» What is asked
Nothing in the data should change when you return it, but leave the pictures out.

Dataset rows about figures

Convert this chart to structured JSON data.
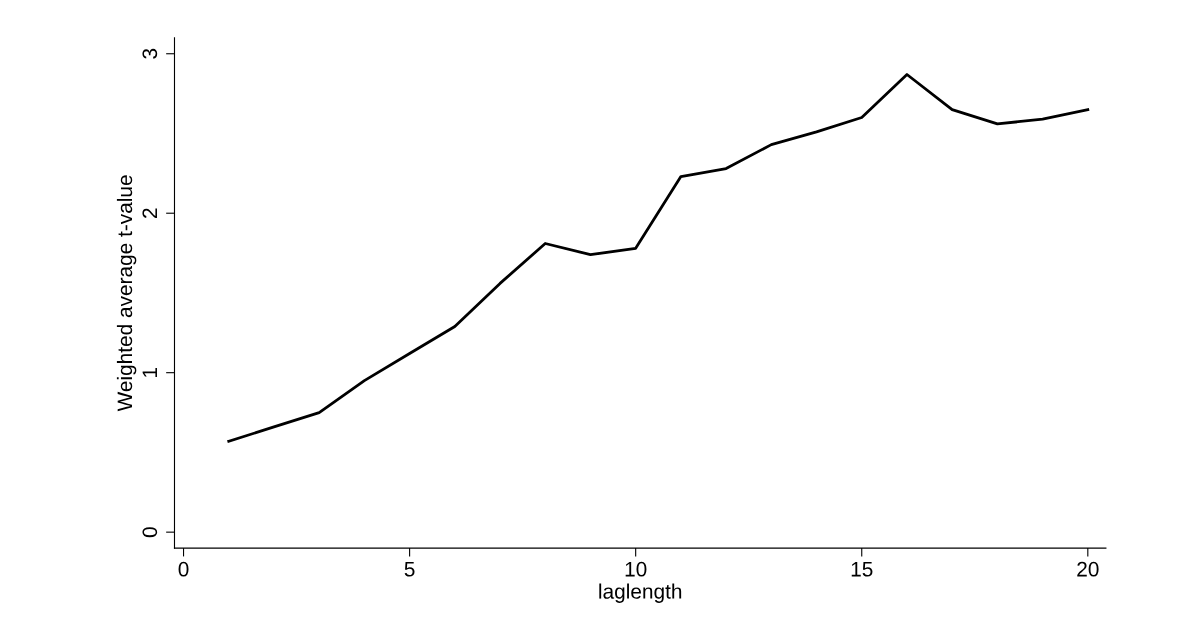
{
  "chart_data": {
    "type": "line",
    "xlabel": "laglength",
    "ylabel": "Weighted average t-value",
    "x": [
      1,
      2,
      3,
      4,
      5,
      6,
      7,
      8,
      9,
      10,
      11,
      12,
      13,
      14,
      15,
      16,
      17,
      18,
      19,
      20
    ],
    "series": [
      {
        "color": "#000000",
        "values": [
          0.57,
          0.66,
          0.75,
          0.95,
          1.12,
          1.29,
          1.56,
          1.81,
          1.74,
          1.78,
          2.23,
          2.28,
          2.43,
          2.51,
          2.6,
          2.87,
          2.65,
          2.56,
          2.59,
          2.65
        ]
      }
    ],
    "xlim": [
      -0.2,
      20.4
    ],
    "ylim": [
      -0.1,
      3.1
    ],
    "xticks": [
      0,
      5,
      10,
      15,
      20
    ],
    "yticks": [
      0,
      1,
      2,
      3
    ],
    "grid": false,
    "legend": false
  }
}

» Solution below
Convert this chart to structured JSON data.
{
  "chart_data": {
    "type": "line",
    "xlabel": "laglength",
    "ylabel": "Weighted average t-value",
    "x": [
      1,
      2,
      3,
      4,
      5,
      6,
      7,
      8,
      9,
      10,
      11,
      12,
      13,
      14,
      15,
      16,
      17,
      18,
      19,
      20
    ],
    "series": [
      {
        "color": "#000000",
        "values": [
          0.57,
          0.66,
          0.75,
          0.95,
          1.12,
          1.29,
          1.56,
          1.81,
          1.74,
          1.78,
          2.23,
          2.28,
          2.43,
          2.51,
          2.6,
          2.87,
          2.65,
          2.56,
          2.59,
          2.65
        ]
      }
    ],
    "xlim": [
      -0.2,
      20.4
    ],
    "ylim": [
      -0.1,
      3.1
    ],
    "xticks": [
      0,
      5,
      10,
      15,
      20
    ],
    "yticks": [
      0,
      1,
      2,
      3
    ],
    "grid": false,
    "legend": false
  }
}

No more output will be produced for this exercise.